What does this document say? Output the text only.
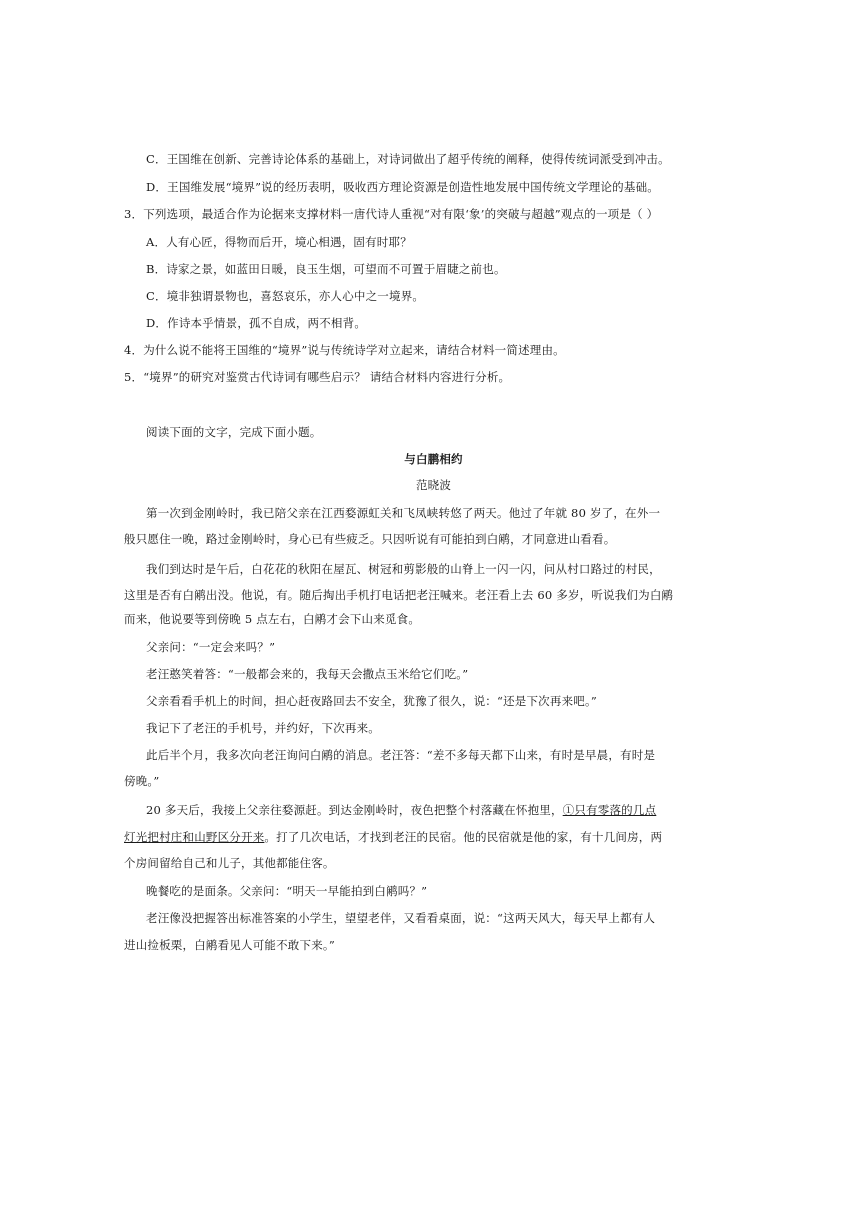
C．王国维在创新、完善诗论体系的基础上，对诗词做出了超乎传统的阐释，使得传统词派受到冲击。
D．王国维发展“境界”说的经历表明，吸收西方理论资源是创造性地发展中国传统文学理论的基础。
3．下列选项，最适合作为论据来支撑材料一唐代诗人重视“对有限‘象’的突破与超越”观点的一项是（ ）
A．人有心匠，得物而后开，境心相遇，固有时耶？
B．诗家之景，如蓝田日暖，良玉生烟，可望而不可置于眉睫之前也。
C．境非独谓景物也，喜怒哀乐，亦人心中之一境界。
D．作诗本乎情景，孤不自成，两不相背。
4．为什么说不能将王国维的“境界”说与传统诗学对立起来，请结合材料一简述理由。
5．“境界”的研究对鉴赏古代诗词有哪些启示？ 请结合材料内容进行分析。
阅读下面的文字，完成下面小题。
与白鹏相约
范晓波
第一次到金刚岭时，我已陪父亲在江西婺源虹关和飞凤峡转悠了两天。他过了年就 80 岁了，在外一
般只愿住一晚，路过金刚岭时，身心已有些疲乏。只因听说有可能拍到白鹇，才同意进山看看。
我们到达时是午后，白花花的秋阳在屋瓦、树冠和剪影般的山脊上一闪一闪，问从村口路过的村民，
这里是否有白鹇出没。他说，有。随后掏出手机打电话把老汪喊来。老汪看上去 60 多岁，听说我们为白鹇
而来，他说要等到傍晚 5 点左右，白鹇才会下山来觅食。
父亲问：“一定会来吗？”
老汪憨笑着答：“一般都会来的，我每天会撒点玉米给它们吃。”
父亲看看手机上的时间，担心赶夜路回去不安全，犹豫了很久，说：“还是下次再来吧。”
我记下了老汪的手机号，并约好，下次再来。
此后半个月，我多次向老汪询问白鹇的消息。老汪答：“差不多每天都下山来，有时是早晨，有时是
傍晚。”
20 多天后，我接上父亲往婺源赶。到达金刚岭时，夜色把整个村落藏在怀抱里，①只有零落的几点
灯光把村庄和山野区分开来。打了几次电话，才找到老汪的民宿。他的民宿就是他的家，有十几间房，两
个房间留给自己和儿子，其他都能住客。
晚餐吃的是面条。父亲问：“明天一早能拍到白鹇吗？”
老汪像没把握答出标准答案的小学生，望望老伴，又看看桌面，说：“这两天风大，每天早上都有人
进山捡板栗，白鹇看见人可能不敢下来。”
· · · · · · ·
• **What the task asks**
Copy the listing exactly. Any image in it stays out of the copy.

• **Response for this exercise**
What does this document say? Output the text only.
C．王国维在创新、完善诗论体系的基础上，对诗词做出了超乎传统的阐释，使得传统词派受到冲击。
D．王国维发展“境界”说的经历表明，吸收西方理论资源是创造性地发展中国传统文学理论的基础。
3．下列选项，最适合作为论据来支撑材料一唐代诗人重视“对有限‘象’的突破与超越”观点的一项是（ ）
A．人有心匠，得物而后开，境心相遇，固有时耶？
B．诗家之景，如蓝田日暖，良玉生烟，可望而不可置于眉睫之前也。
C．境非独谓景物也，喜怒哀乐，亦人心中之一境界。
D．作诗本乎情景，孤不自成，两不相背。
4．为什么说不能将王国维的“境界”说与传统诗学对立起来，请结合材料一简述理由。
5．“境界”的研究对鉴赏古代诗词有哪些启示？ 请结合材料内容进行分析。
阅读下面的文字，完成下面小题。
与白鹏相约
范晓波
第一次到金刚岭时，我已陪父亲在江西婺源虹关和飞凤峡转悠了两天。他过了年就 80 岁了，在外一
般只愿住一晚，路过金刚岭时，身心已有些疲乏。只因听说有可能拍到白鹇，才同意进山看看。
我们到达时是午后，白花花的秋阳在屋瓦、树冠和剪影般的山脊上一闪一闪，问从村口路过的村民，
这里是否有白鹇出没。他说，有。随后掏出手机打电话把老汪喊来。老汪看上去 60 多岁，听说我们为白鹇
而来，他说要等到傍晚 5 点左右，白鹇才会下山来觅食。
父亲问：“一定会来吗？”
老汪憨笑着答：“一般都会来的，我每天会撒点玉米给它们吃。”
父亲看看手机上的时间，担心赶夜路回去不安全，犹豫了很久，说：“还是下次再来吧。”
我记下了老汪的手机号，并约好，下次再来。
此后半个月，我多次向老汪询问白鹇的消息。老汪答：“差不多每天都下山来，有时是早晨，有时是
傍晚。”
20 多天后，我接上父亲往婺源赶。到达金刚岭时，夜色把整个村落藏在怀抱里，①只有零落的几点
灯光把村庄和山野区分开来。打了几次电话，才找到老汪的民宿。他的民宿就是他的家，有十几间房，两
个房间留给自己和儿子，其他都能住客。
晚餐吃的是面条。父亲问：“明天一早能拍到白鹇吗？”
老汪像没把握答出标准答案的小学生，望望老伴，又看看桌面，说：“这两天风大，每天早上都有人
进山捡板栗，白鹇看见人可能不敢下来。”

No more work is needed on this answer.